PASAJE CITADO —
%%

Opinión | De buena tinta

Dios es inevitable

Desde que alzó los ojos al cielo, el ser humano tiene necesidad de conocer lo más hondo de todas las cosas. Así lo refirió Aristóteles al comienzo de su Metafísica: «Todos los hombres desean, por necesidad, saber».

El conocimiento, por tanto, se configura como una dimensión propiamente humana: la dimensión científica o epistemológica del hombre. Una dimensión que, conforme a la graduación de Platón, está por encima de la mera opinión.

Por eso, para llegar a la más alta cima del conocimiento, el ser humano se ha dotado de sistemas, esto es, conjuntos ordenados, completos y coherentes que permiten la escalada hacia el saber. En estos conjuntos, cada pieza está conectada de manera inmediata con la siguiente, a fin de que ese todo armónico otorgue respuestas a los interrogantes que el sistema plantee. Y para ello, evidentemente, el sistema tiene que ser completo y continuo, de manera que no existan simas ni vacíos en la concatenación de causas intermedias que lo conformen.

%%

DATOS PARA REVISAR —
%%

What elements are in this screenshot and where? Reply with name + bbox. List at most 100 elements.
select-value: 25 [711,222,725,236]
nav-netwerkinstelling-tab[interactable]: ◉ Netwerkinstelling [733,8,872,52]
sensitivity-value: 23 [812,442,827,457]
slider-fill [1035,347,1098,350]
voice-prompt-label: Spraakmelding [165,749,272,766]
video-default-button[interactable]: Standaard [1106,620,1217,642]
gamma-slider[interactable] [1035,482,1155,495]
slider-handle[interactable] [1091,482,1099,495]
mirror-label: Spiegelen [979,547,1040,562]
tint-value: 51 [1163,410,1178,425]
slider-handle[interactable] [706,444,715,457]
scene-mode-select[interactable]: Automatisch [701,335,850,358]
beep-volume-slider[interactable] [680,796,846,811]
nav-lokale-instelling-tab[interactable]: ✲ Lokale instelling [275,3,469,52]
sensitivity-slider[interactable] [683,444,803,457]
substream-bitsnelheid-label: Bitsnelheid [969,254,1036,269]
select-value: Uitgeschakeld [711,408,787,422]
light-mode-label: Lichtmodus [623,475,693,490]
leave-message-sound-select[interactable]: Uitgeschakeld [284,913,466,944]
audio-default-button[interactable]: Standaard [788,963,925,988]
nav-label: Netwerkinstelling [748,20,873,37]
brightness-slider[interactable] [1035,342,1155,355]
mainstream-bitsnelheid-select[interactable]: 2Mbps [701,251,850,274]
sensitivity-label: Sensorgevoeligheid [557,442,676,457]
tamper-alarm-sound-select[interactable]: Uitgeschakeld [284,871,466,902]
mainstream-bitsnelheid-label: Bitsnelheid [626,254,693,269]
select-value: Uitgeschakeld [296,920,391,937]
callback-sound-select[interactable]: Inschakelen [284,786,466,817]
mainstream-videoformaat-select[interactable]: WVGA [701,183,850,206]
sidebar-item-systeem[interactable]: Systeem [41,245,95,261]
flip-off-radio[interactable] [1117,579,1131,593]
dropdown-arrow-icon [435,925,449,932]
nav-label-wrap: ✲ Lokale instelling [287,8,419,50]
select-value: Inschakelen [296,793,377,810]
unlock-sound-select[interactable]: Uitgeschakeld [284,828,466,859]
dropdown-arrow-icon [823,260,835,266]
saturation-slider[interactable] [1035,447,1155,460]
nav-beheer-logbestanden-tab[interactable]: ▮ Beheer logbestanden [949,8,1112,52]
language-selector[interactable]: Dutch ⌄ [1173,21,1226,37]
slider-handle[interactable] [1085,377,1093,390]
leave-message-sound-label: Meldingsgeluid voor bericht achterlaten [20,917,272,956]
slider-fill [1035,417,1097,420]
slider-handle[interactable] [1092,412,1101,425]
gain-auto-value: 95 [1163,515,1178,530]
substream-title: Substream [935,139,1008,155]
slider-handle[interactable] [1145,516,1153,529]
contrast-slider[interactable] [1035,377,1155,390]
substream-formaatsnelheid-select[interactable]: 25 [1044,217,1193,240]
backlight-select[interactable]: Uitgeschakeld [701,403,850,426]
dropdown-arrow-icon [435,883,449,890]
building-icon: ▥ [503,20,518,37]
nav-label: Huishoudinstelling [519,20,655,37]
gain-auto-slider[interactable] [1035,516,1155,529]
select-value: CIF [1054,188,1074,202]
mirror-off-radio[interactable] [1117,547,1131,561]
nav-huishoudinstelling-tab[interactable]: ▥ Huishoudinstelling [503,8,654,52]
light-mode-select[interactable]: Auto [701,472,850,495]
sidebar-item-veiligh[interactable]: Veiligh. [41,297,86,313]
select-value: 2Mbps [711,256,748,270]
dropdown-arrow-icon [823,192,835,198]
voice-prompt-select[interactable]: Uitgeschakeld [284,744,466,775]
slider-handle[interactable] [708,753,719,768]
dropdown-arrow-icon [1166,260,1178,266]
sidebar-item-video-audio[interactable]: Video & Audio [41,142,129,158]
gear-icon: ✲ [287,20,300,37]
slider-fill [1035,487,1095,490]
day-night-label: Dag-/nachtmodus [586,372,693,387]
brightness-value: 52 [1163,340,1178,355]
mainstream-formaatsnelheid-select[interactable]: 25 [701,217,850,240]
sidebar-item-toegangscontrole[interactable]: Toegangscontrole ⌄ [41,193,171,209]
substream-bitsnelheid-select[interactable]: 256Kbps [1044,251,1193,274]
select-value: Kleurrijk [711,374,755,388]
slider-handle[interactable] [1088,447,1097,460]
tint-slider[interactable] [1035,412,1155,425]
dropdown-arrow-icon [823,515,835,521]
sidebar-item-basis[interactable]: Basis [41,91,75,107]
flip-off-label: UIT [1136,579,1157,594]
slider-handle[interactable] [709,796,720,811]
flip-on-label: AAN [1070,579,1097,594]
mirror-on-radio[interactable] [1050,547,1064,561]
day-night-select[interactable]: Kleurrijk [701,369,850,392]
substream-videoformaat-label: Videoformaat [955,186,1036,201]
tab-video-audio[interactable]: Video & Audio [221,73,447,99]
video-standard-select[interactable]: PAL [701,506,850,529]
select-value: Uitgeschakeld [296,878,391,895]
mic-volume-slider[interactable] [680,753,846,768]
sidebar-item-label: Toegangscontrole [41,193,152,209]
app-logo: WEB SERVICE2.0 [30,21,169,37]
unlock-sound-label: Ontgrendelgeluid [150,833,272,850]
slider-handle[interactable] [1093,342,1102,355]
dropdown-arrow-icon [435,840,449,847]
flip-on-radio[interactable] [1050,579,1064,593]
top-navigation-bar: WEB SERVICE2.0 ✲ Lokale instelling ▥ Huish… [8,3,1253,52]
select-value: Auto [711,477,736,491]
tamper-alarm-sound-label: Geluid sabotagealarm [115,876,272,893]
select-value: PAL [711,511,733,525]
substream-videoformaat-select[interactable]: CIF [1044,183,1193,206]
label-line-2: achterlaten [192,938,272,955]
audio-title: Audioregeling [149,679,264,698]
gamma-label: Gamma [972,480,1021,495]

%%

COMPRUEBA TU COMPRENSIÓN —
1. Resume en menos palabras el párrafo del pasaje citado que empieza con «Por eso, para llegar a la más alta cima», sin perder sus ideas principales.
2. Traduce al inglés esta oración del pasaje citado: «El conocimiento, por tanto, se configura como una dimensión propiamente humana: la dimensión científica o epistemológica del hombre».
3. Prosigue el pasaje citado a partir de su última oración.

RESPUESTAS POR TAREA —
1. Para alcanzar la cima del conocimiento, el ser humano ha creado sistemas. Son conjuntos ordenados, completos y coherentes, en los que cada pieza se conecta directamente con la siguiente. Así, el todo armónico responde a las preguntas que el propio sistema plantea. Por eso el sistema debe ser completo y continuo, sin vacíos en su cadena de causas intermedias.

2. Knowledge, therefore, takes shape as a properly human dimension: the scientific or epistemological dimension of man.

3.
Sin embargo, fue un primer elemento de prejuicio el que dio a entender que, si todo el engarce del saber ha de ser continuo y sin fisuras, el conocimiento de lo material debería de estar sustentado en causas materiales, momento en el cual la ciencia empírica se cerró a la trascendencia, evitando así todo engarce causal que no fuera propiamente científico.

Sin embargo, frente a este aparente endiosamiento de la razón, se hace necesario recordar la irremediable crisis de la discontinuidad, que trajo consigo el siglo XIX: un momento en el cual la ciencia reconoció que ninguno de sus ámbitos daba solución a los grandes problemas del fundamento. Así, ni la física era capaz de explicar la unificación de todas las fuerzas sin recurrir, inevitablemente, a una misteriosa fuerza ordenadora, ni la biología abarcaba todos los misterios de la biosfera a través de la teoría de la evolución, que se quedaba desnuda frente a multitud de saltos cualitativos inexplicables y verificados en restos fósiles conectados por breves periodos de tiempo.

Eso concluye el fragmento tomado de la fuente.